STATED GOAL: Format every line of the data below as a Markdown table with two columns, No. and Record, giving each line a row number. Omit blank lines and the pictures.

ROWS:
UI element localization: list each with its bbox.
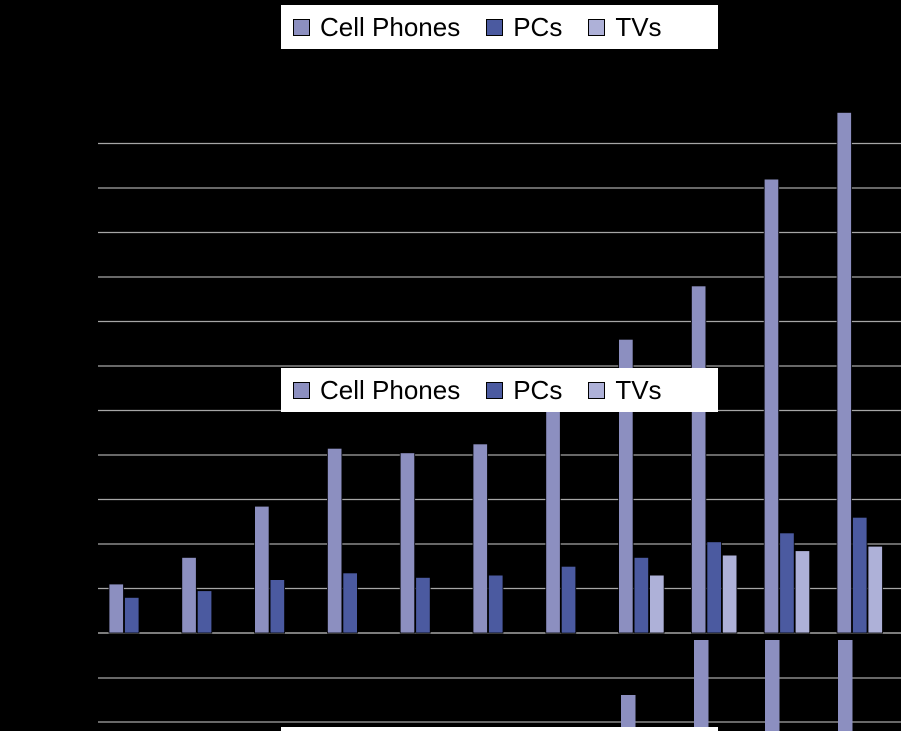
bar-pcs	[633, 557, 649, 634]
legend-dup-label-cell-phones: Cell Phones	[320, 374, 461, 405]
legend-entry-pcs: PCs	[486, 12, 562, 43]
bar-pcs	[779, 532, 795, 634]
bar-tvs	[867, 545, 883, 634]
bar-cell-phones	[545, 405, 561, 634]
legend-swatch-tvs	[588, 18, 606, 36]
legend-entry-cell-phones: Cell Phones	[293, 12, 460, 43]
lower-bar-fragment	[765, 640, 780, 731]
bar-cell-phones	[618, 338, 634, 634]
bars	[108, 112, 883, 634]
legend-duplicate: Cell Phones PCs TVs	[281, 368, 718, 412]
bar-pcs	[415, 577, 431, 634]
bar-pcs	[852, 516, 868, 634]
legend-swatch-cell-phones	[293, 18, 310, 36]
legend-dup-entry-tvs: TVs	[588, 374, 662, 406]
lower-gridlines	[98, 640, 901, 731]
bar-pcs	[342, 572, 358, 634]
legend-label-cell-phones: Cell Phones	[320, 11, 461, 42]
bar-cell-phones	[691, 285, 707, 634]
bar-pcs	[560, 565, 577, 634]
bar-tvs	[794, 550, 811, 634]
bar-pcs	[124, 597, 140, 634]
bar-cell-phones	[254, 505, 270, 634]
legend-dup-swatch-pcs	[486, 381, 504, 399]
bar-tvs	[722, 554, 738, 634]
bar-cell-phones	[836, 112, 852, 634]
bar-pcs	[196, 590, 213, 634]
legend-dup-label-tvs: TVs	[615, 374, 662, 405]
legend-dup-label-pcs: PCs	[513, 374, 563, 405]
legend-label-pcs: PCs	[513, 11, 563, 42]
legend-entry-tvs: TVs	[588, 11, 662, 43]
bar-pcs	[269, 579, 286, 634]
bar-cell-phones	[326, 447, 343, 634]
bar-pcs	[706, 541, 722, 634]
lower-bar-fragment	[694, 640, 709, 731]
legend-top: Cell Phones PCs TVs	[281, 5, 718, 49]
legend-dup-entry-pcs: PCs	[486, 375, 562, 406]
bar-pcs	[488, 574, 504, 634]
bar-cell-phones	[472, 443, 488, 634]
legend-dup-swatch-tvs	[588, 381, 606, 399]
bar-tvs	[649, 574, 665, 634]
lower-bar-fragment	[621, 695, 636, 731]
bar-cell-phones	[108, 583, 124, 634]
legend-dup-swatch-cell-phones	[293, 381, 310, 399]
bar-cell-phones	[763, 178, 780, 634]
lower-bar-fragment	[838, 640, 853, 731]
legend-swatch-pcs	[486, 18, 504, 36]
bar-cell-phones	[181, 557, 197, 634]
legend-label-tvs: TVs	[615, 11, 662, 42]
legend-bottom-fragment	[281, 727, 718, 731]
legend-dup-entry-cell-phones: Cell Phones	[293, 375, 460, 406]
bar-cell-phones	[399, 452, 416, 634]
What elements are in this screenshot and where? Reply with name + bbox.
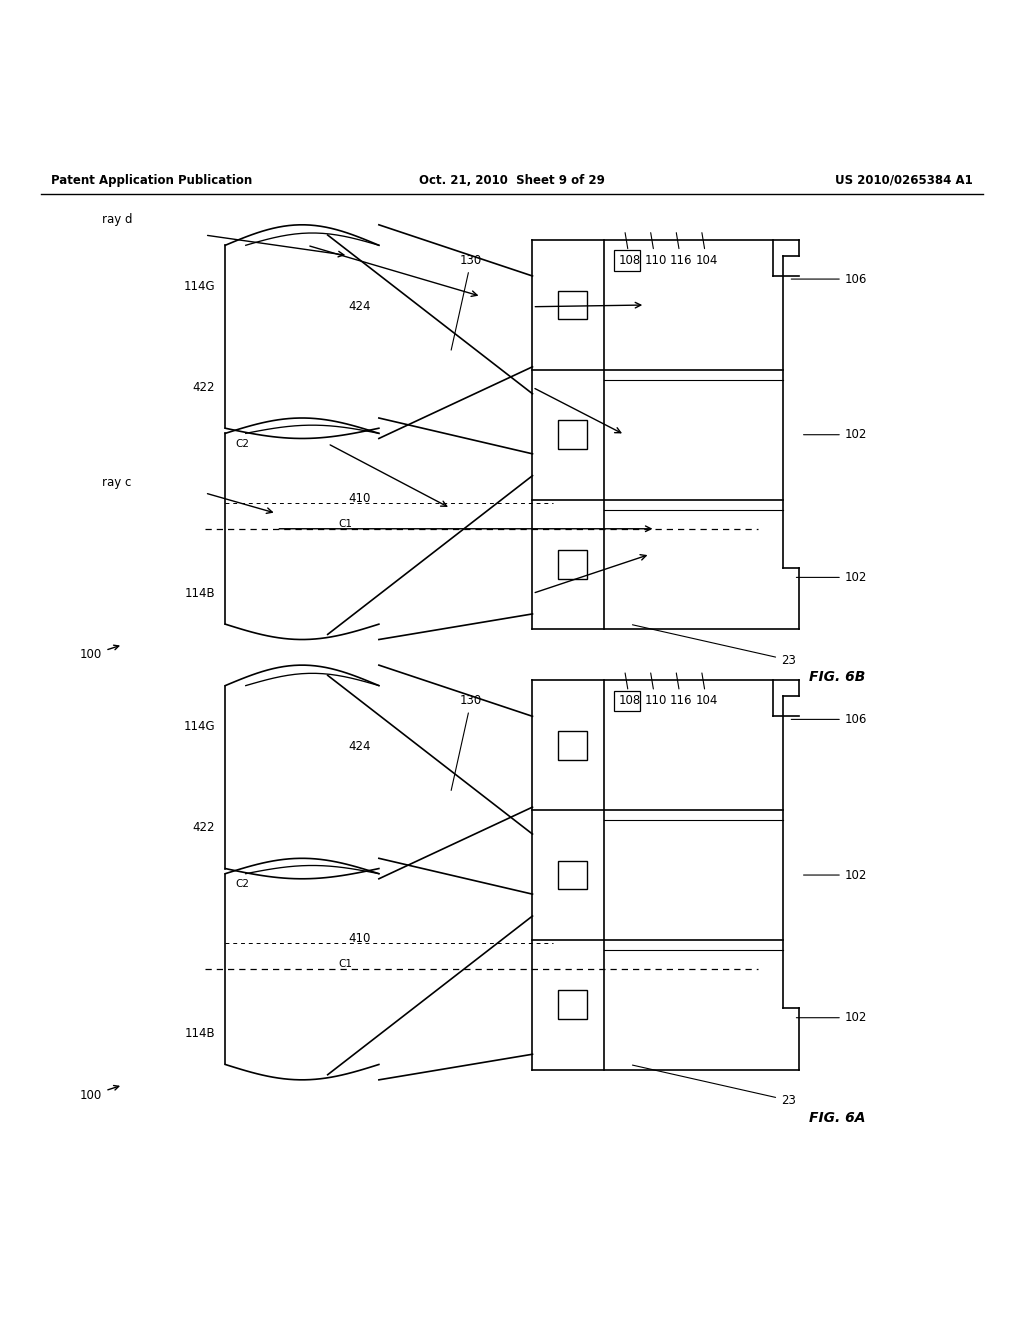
Text: ray d: ray d: [102, 213, 133, 226]
Text: 424: 424: [348, 300, 371, 313]
Text: 102: 102: [804, 869, 867, 882]
Text: 106: 106: [792, 272, 867, 285]
Text: 114G: 114G: [183, 721, 215, 733]
Text: 424: 424: [348, 739, 371, 752]
Text: 114B: 114B: [184, 1027, 215, 1040]
Text: 116: 116: [670, 673, 692, 708]
Text: 108: 108: [618, 673, 641, 708]
Text: 100: 100: [80, 645, 119, 661]
Bar: [614, 690, 640, 711]
Text: 422: 422: [193, 380, 215, 393]
Bar: [558, 420, 587, 449]
Text: 104: 104: [695, 232, 718, 267]
Text: Patent Application Publication: Patent Application Publication: [51, 174, 253, 186]
Text: 104: 104: [695, 673, 718, 708]
Text: Oct. 21, 2010  Sheet 9 of 29: Oct. 21, 2010 Sheet 9 of 29: [419, 174, 605, 186]
Bar: [614, 251, 640, 271]
Text: 106: 106: [792, 713, 867, 726]
Text: 114G: 114G: [183, 280, 215, 293]
Text: FIG. 6A: FIG. 6A: [809, 1110, 865, 1125]
Text: 410: 410: [348, 491, 371, 504]
Text: 102: 102: [797, 570, 867, 583]
Text: US 2010/0265384 A1: US 2010/0265384 A1: [835, 174, 973, 186]
Text: C2: C2: [236, 879, 250, 888]
Bar: [558, 861, 587, 890]
Text: C1: C1: [338, 958, 352, 969]
Text: 116: 116: [670, 232, 692, 267]
Text: 114B: 114B: [184, 587, 215, 599]
Text: FIG. 6B: FIG. 6B: [809, 671, 865, 684]
Text: 23: 23: [633, 624, 796, 667]
Text: C1: C1: [338, 519, 352, 528]
Bar: [558, 731, 587, 760]
Bar: [558, 990, 587, 1019]
Text: 130: 130: [452, 255, 482, 350]
Text: C2: C2: [236, 438, 250, 449]
Text: 110: 110: [644, 232, 667, 267]
Text: 410: 410: [348, 932, 371, 945]
Text: 422: 422: [193, 821, 215, 834]
Text: 110: 110: [644, 673, 667, 708]
Text: 23: 23: [633, 1065, 796, 1106]
Bar: [558, 550, 587, 578]
Text: 130: 130: [452, 694, 482, 791]
Text: 102: 102: [804, 428, 867, 441]
Text: ray c: ray c: [102, 477, 132, 490]
Text: 108: 108: [618, 232, 641, 267]
Text: 102: 102: [797, 1011, 867, 1024]
Bar: [558, 290, 587, 319]
Text: 100: 100: [80, 1085, 119, 1102]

RESPONSE TO THIS TASK:
| No. | Record |
|---|---|
| 1 | UI element localization: list each with its bbox. |
| 2 | bar-pcs	[633, 557, 649, 634] |
| 3 | legend-dup-label-cell-phones: Cell Phones	[320, 374, 461, 405] |
| 4 | legend-entry-pcs: PCs	[486, 12, 562, 43] |
| 5 | bar-pcs	[779, 532, 795, 634] |
| 6 | bar-tvs	[867, 545, 883, 634] |
| 7 | bar-cell-phones	[545, 405, 561, 634] |
| 8 | legend-swatch-tvs	[588, 18, 606, 36] |
| 9 | legend-entry-cell-phones: Cell Phones	[293, 12, 460, 43] |
| 10 | lower-bar-fragment	[765, 640, 780, 731] |
| 11 | bar-cell-phones	[618, 338, 634, 634] |
| 12 | bars	[108, 112, 883, 634] |
| 13 | legend-duplicate: Cell Phones PCs TVs	[281, 368, 718, 412] |
| 14 | bar-pcs	[415, 577, 431, 634] |
| 15 | bar-pcs	[852, 516, 868, 634] |
| 16 | legend-swatch-cell-phones	[293, 18, 310, 36] |
| 17 | legend-dup-entry-tvs: TVs	[588, 374, 662, 406] |
| 18 | lower-gridlines	[98, 640, 901, 731] |
| 19 | bar-pcs	[342, 572, 358, 634] |
| 20 | legend-label-cell-phones: Cell Phones	[320, 11, 461, 42] |
| 21 | bar-cell-phones	[691, 285, 707, 634] |
| 22 | bar-pcs	[560, 565, 577, 634] |
| 23 | bar-tvs	[794, 550, 811, 634] |
| 24 | bar-pcs	[124, 597, 140, 634] |
| 25 | bar-cell-phones	[254, 505, 270, 634] |
| 26 | legend-dup-swatch-pcs	[486, 381, 504, 399] |
| 27 | bar-tvs	[722, 554, 738, 634] |
| 28 | bar-cell-phones	[836, 112, 852, 634] |
| 29 | bar-pcs	[196, 590, 213, 634] |
| 30 | legend-dup-label-tvs: TVs	[615, 374, 662, 405] |
| 31 | legend-dup-label-pcs: PCs	[513, 374, 563, 405] |
| 32 | legend-label-pcs: PCs	[513, 11, 563, 42] |
| 33 | legend-entry-tvs: TVs	[588, 11, 662, 43] |
| 34 | bar-pcs	[269, 579, 286, 634] |
| 35 | bar-cell-phones	[326, 447, 343, 634] |
| 36 | bar-pcs	[706, 541, 722, 634] |
| 37 | lower-bar-fragment	[694, 640, 709, 731] |
| 38 | legend-top: Cell Phones PCs TVs	[281, 5, 718, 49] |
| 39 | legend-dup-entry-pcs: PCs	[486, 375, 562, 406] |
| 40 | bar-pcs	[488, 574, 504, 634] |
| 41 | bar-cell-phones	[472, 443, 488, 634] |
| 42 | legend-dup-swatch-tvs	[588, 381, 606, 399] |
| 43 | bar-tvs	[649, 574, 665, 634] |
| 44 | lower-bar-fragment	[621, 695, 636, 731] |
| 45 | bar-cell-phones	[108, 583, 124, 634] |
| 46 | legend-dup-swatch-cell-phones	[293, 381, 310, 399] |
| 47 | bar-cell-phones	[763, 178, 780, 634] |
| 48 | lower-bar-fragment	[838, 640, 853, 731] |
| 49 | legend-swatch-pcs	[486, 18, 504, 36] |
| 50 | bar-cell-phones	[181, 557, 197, 634] |
| 51 | legend-label-tvs: TVs	[615, 11, 662, 42] |
| 52 | legend-bottom-fragment	[281, 727, 718, 731] |
| 53 | legend-dup-entry-cell-phones: Cell Phones	[293, 375, 460, 406] |
| 54 | bar-cell-phones	[399, 452, 416, 634] |
| 55 | What elements are in this screenshot and where? Reply with name + bbox. |
| 56 | Text: ray d: ray d: [102, 213, 133, 226] |
| 57 | Text: 424: 424: [348, 300, 371, 313] |
| 58 | Text: 102: 102: [804, 869, 867, 882] |
| 59 | Text: 106: 106: [792, 272, 867, 285] |
| 60 | Text: 114G: 114G: [183, 721, 215, 733] |
| 61 | Text: 424: 424: [348, 739, 371, 752] |
| 62 | Text: 114B: 114B: [184, 1027, 215, 1040] |
| 63 | Text: 116: 116: [670, 673, 692, 708] |
| 64 | Text: 108: 108: [618, 673, 641, 708] |
| 65 | Text: 100: 100: [80, 645, 119, 661] |
| 66 | Bar: [614, 690, 640, 711] |
| 67 | Text: 422: 422: [193, 380, 215, 393] |
| 68 | Bar: [558, 420, 587, 449] |
| 69 | Text: 104: 104: [695, 232, 718, 267] |
| 70 | Text: Patent Application Publication: Patent Application Publication: [51, 174, 253, 186] |
| 71 | Text: 104: 104: [695, 673, 718, 708] |
| 72 | Text: Oct. 21, 2010  Sheet 9 of 29: Oct. 21, 2010 Sheet 9 of 29: [419, 174, 605, 186] |
| 73 | Bar: [614, 251, 640, 271] |
| 74 | Text: 106: 106: [792, 713, 867, 726] |
| 75 | Text: 114G: 114G: [183, 280, 215, 293] |
| 76 | Text: FIG. 6A: FIG. 6A: [809, 1110, 865, 1125] |
| 77 | Text: 410: 410: [348, 491, 371, 504] |
| 78 | Text: 102: 102: [797, 570, 867, 583] |
| 79 | Text: US 2010/0265384 A1: US 2010/0265384 A1: [835, 174, 973, 186] |
| 80 | Text: C2: C2: [236, 879, 250, 888] |
| 81 | Bar: [558, 861, 587, 890] |
| 82 | Text: C1: C1: [338, 958, 352, 969] |
| 83 | Text: 116: 116: [670, 232, 692, 267] |
| 84 | Text: 114B: 114B: [184, 587, 215, 599] |
| 85 | Text: FIG. 6B: FIG. 6B: [809, 671, 865, 684] |
| 86 | Text: 23: 23: [633, 624, 796, 667] |
| 87 | Text: C1: C1: [338, 519, 352, 528] |
| 88 | Bar: [558, 731, 587, 760] |
| 89 | Bar: [558, 990, 587, 1019] |
| 90 | Text: 130: 130: [452, 255, 482, 350] |
| 91 | Text: C2: C2: [236, 438, 250, 449] |
| 92 | Text: 110: 110: [644, 232, 667, 267] |
| 93 | Text: 410: 410: [348, 932, 371, 945] |
| 94 | Text: 422: 422: [193, 821, 215, 834] |
| 95 | Text: 110: 110: [644, 673, 667, 708] |
| 96 | Text: 23: 23: [633, 1065, 796, 1106] |
| 97 | Bar: [558, 550, 587, 578] |
| 98 | Text: 130: 130: [452, 694, 482, 791] |
| 99 | Text: 102: 102: [804, 428, 867, 441] |
| 100 | Text: ray c: ray c: [102, 477, 132, 490] |
| 101 | Text: 108: 108: [618, 232, 641, 267] |
| 102 | Text: 102: 102: [797, 1011, 867, 1024] |
| 103 | Bar: [558, 290, 587, 319] |
| 104 | Text: 100: 100: [80, 1085, 119, 1102] |